__TASK DESCRIPTION__: Repeat the records exactly. Every line must match.

__SOURCE RECORDS__:
═══

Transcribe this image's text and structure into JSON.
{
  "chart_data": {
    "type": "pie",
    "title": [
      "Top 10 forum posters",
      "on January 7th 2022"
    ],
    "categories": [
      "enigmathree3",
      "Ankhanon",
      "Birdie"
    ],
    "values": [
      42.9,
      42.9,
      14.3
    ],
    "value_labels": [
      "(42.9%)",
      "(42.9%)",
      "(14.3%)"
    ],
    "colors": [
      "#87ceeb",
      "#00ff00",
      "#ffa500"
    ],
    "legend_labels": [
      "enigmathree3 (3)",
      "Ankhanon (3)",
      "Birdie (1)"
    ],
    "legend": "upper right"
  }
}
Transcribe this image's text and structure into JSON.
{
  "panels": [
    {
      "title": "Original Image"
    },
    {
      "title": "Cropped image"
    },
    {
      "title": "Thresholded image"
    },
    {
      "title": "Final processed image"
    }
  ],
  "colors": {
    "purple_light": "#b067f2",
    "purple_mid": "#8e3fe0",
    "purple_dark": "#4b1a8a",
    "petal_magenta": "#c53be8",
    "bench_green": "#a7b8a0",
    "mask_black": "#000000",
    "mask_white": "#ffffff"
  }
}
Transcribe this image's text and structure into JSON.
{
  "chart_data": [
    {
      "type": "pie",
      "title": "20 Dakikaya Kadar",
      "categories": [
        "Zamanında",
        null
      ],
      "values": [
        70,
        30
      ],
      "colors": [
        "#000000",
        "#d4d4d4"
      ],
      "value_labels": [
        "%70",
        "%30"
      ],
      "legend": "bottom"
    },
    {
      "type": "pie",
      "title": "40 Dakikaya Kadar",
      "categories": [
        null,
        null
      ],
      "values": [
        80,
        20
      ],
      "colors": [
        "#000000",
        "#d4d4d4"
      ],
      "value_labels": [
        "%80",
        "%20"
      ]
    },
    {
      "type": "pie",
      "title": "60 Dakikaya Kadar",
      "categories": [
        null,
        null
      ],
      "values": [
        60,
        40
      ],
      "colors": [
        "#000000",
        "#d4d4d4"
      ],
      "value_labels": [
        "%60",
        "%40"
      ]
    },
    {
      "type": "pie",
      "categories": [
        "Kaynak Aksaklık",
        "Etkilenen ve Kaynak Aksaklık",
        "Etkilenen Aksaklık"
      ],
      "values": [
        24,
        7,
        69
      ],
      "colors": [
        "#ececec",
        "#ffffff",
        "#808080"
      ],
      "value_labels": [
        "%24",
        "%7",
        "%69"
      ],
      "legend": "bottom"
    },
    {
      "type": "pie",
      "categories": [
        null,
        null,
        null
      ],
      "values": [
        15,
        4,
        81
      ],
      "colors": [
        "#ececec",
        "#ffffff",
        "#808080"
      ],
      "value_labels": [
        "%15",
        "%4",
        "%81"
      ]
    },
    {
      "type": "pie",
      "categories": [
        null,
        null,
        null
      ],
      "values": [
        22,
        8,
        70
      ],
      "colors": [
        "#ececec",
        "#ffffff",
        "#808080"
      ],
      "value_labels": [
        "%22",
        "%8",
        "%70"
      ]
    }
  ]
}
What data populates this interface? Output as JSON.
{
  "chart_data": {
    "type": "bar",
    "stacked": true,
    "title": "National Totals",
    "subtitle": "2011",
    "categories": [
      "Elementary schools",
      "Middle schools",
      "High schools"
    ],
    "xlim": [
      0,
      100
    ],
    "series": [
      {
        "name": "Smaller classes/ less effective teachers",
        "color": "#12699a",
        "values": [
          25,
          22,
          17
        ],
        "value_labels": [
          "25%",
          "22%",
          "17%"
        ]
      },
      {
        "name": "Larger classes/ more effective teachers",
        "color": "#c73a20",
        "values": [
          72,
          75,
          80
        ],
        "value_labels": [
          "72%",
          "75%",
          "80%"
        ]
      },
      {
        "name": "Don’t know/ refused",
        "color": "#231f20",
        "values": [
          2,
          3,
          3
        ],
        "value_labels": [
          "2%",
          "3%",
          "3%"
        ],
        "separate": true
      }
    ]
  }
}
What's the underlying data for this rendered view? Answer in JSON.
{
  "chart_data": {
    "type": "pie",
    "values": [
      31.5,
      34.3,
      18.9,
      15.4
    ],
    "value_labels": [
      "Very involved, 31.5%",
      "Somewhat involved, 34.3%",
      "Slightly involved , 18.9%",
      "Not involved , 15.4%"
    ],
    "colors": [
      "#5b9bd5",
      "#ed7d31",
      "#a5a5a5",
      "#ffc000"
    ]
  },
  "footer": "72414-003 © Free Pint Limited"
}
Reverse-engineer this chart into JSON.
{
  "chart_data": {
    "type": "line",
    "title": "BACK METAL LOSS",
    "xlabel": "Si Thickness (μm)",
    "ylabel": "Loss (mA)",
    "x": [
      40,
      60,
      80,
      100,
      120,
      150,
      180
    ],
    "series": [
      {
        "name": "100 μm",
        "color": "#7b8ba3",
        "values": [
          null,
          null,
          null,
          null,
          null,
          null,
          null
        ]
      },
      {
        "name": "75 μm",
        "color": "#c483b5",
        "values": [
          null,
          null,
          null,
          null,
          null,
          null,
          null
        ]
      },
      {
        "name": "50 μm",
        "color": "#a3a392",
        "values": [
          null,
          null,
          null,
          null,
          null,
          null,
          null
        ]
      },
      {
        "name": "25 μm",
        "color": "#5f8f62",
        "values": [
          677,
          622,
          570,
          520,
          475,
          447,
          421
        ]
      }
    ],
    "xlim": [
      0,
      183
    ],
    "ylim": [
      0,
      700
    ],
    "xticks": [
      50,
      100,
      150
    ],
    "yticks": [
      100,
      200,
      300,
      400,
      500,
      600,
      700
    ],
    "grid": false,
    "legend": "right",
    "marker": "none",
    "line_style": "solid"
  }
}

═══

__SOLUTION TO THE EXERCISE__:
Transcribe this image's text and structure into JSON.
{
  "chart_data": {
    "type": "pie",
    "title": [
      "Top 10 forum posters",
      "on January 7th 2022"
    ],
    "categories": [
      "enigmathree3",
      "Ankhanon",
      "Birdie"
    ],
    "values": [
      42.9,
      42.9,
      14.3
    ],
    "value_labels": [
      "(42.9%)",
      "(42.9%)",
      "(14.3%)"
    ],
    "colors": [
      "#87ceeb",
      "#00ff00",
      "#ffa500"
    ],
    "legend_labels": [
      "enigmathree3 (3)",
      "Ankhanon (3)",
      "Birdie (1)"
    ],
    "legend": "upper right"
  }
}
Transcribe this image's text and structure into JSON.
{
  "panels": [
    {
      "title": "Original Image"
    },
    {
      "title": "Cropped image"
    },
    {
      "title": "Thresholded image"
    },
    {
      "title": "Final processed image"
    }
  ],
  "colors": {
    "purple_light": "#b067f2",
    "purple_mid": "#8e3fe0",
    "purple_dark": "#4b1a8a",
    "petal_magenta": "#c53be8",
    "bench_green": "#a7b8a0",
    "mask_black": "#000000",
    "mask_white": "#ffffff"
  }
}
Transcribe this image's text and structure into JSON.
{
  "chart_data": [
    {
      "type": "pie",
      "title": "20 Dakikaya Kadar",
      "categories": [
        "Zamanında",
        null
      ],
      "values": [
        70,
        30
      ],
      "colors": [
        "#000000",
        "#d4d4d4"
      ],
      "value_labels": [
        "%70",
        "%30"
      ],
      "legend": "bottom"
    },
    {
      "type": "pie",
      "title": "40 Dakikaya Kadar",
      "categories": [
        null,
        null
      ],
      "values": [
        80,
        20
      ],
      "colors": [
        "#000000",
        "#d4d4d4"
      ],
      "value_labels": [
        "%80",
        "%20"
      ]
    },
    {
      "type": "pie",
      "title": "60 Dakikaya Kadar",
      "categories": [
        null,
        null
      ],
      "values": [
        60,
        40
      ],
      "colors": [
        "#000000",
        "#d4d4d4"
      ],
      "value_labels": [
        "%60",
        "%40"
      ]
    },
    {
      "type": "pie",
      "categories": [
        "Kaynak Aksaklık",
        "Etkilenen ve Kaynak Aksaklık",
        "Etkilenen Aksaklık"
      ],
      "values": [
        24,
        7,
        69
      ],
      "colors": [
        "#ececec",
        "#ffffff",
        "#808080"
      ],
      "value_labels": [
        "%24",
        "%7",
        "%69"
      ],
      "legend": "bottom"
    },
    {
      "type": "pie",
      "categories": [
        null,
        null,
        null
      ],
      "values": [
        15,
        4,
        81
      ],
      "colors": [
        "#ececec",
        "#ffffff",
        "#808080"
      ],
      "value_labels": [
        "%15",
        "%4",
        "%81"
      ]
    },
    {
      "type": "pie",
      "categories": [
        null,
        null,
        null
      ],
      "values": [
        22,
        8,
        70
      ],
      "colors": [
        "#ececec",
        "#ffffff",
        "#808080"
      ],
      "value_labels": [
        "%22",
        "%8",
        "%70"
      ]
    }
  ]
}
What data populates this interface? Output as JSON.
{
  "chart_data": {
    "type": "bar",
    "stacked": true,
    "title": "National Totals",
    "subtitle": "2011",
    "categories": [
      "Elementary schools",
      "Middle schools",
      "High schools"
    ],
    "xlim": [
      0,
      100
    ],
    "series": [
      {
        "name": "Smaller classes/ less effective teachers",
        "color": "#12699a",
        "values": [
          25,
          22,
          17
        ],
        "value_labels": [
          "25%",
          "22%",
          "17%"
        ]
      },
      {
        "name": "Larger classes/ more effective teachers",
        "color": "#c73a20",
        "values": [
          72,
          75,
          80
        ],
        "value_labels": [
          "72%",
          "75%",
          "80%"
        ]
      },
      {
        "name": "Don’t know/ refused",
        "color": "#231f20",
        "values": [
          2,
          3,
          3
        ],
        "value_labels": [
          "2%",
          "3%",
          "3%"
        ],
        "separate": true
      }
    ]
  }
}
What's the underlying data for this rendered view? Answer in JSON.
{
  "chart_data": {
    "type": "pie",
    "values": [
      31.5,
      34.3,
      18.9,
      15.4
    ],
    "value_labels": [
      "Very involved, 31.5%",
      "Somewhat involved, 34.3%",
      "Slightly involved , 18.9%",
      "Not involved , 15.4%"
    ],
    "colors": [
      "#5b9bd5",
      "#ed7d31",
      "#a5a5a5",
      "#ffc000"
    ]
  },
  "footer": "72414-003 © Free Pint Limited"
}
Reverse-engineer this chart into JSON.
{
  "chart_data": {
    "type": "line",
    "title": "BACK METAL LOSS",
    "xlabel": "Si Thickness (μm)",
    "ylabel": "Loss (mA)",
    "x": [
      40,
      60,
      80,
      100,
      120,
      150,
      180
    ],
    "series": [
      {
        "name": "100 μm",
        "color": "#7b8ba3",
        "values": [
          null,
          null,
          null,
          null,
          null,
          null,
          null
        ]
      },
      {
        "name": "75 μm",
        "color": "#c483b5",
        "values": [
          null,
          null,
          null,
          null,
          null,
          null,
          null
        ]
      },
      {
        "name": "50 μm",
        "color": "#a3a392",
        "values": [
          null,
          null,
          null,
          null,
          null,
          null,
          null
        ]
      },
      {
        "name": "25 μm",
        "color": "#5f8f62",
        "values": [
          677,
          622,
          570,
          520,
          475,
          447,
          421
        ]
      }
    ],
    "xlim": [
      0,
      183
    ],
    "ylim": [
      0,
      700
    ],
    "xticks": [
      50,
      100,
      150
    ],
    "yticks": [
      100,
      200,
      300,
      400,
      500,
      600,
      700
    ],
    "grid": false,
    "legend": "right",
    "marker": "none",
    "line_style": "solid"
  }
}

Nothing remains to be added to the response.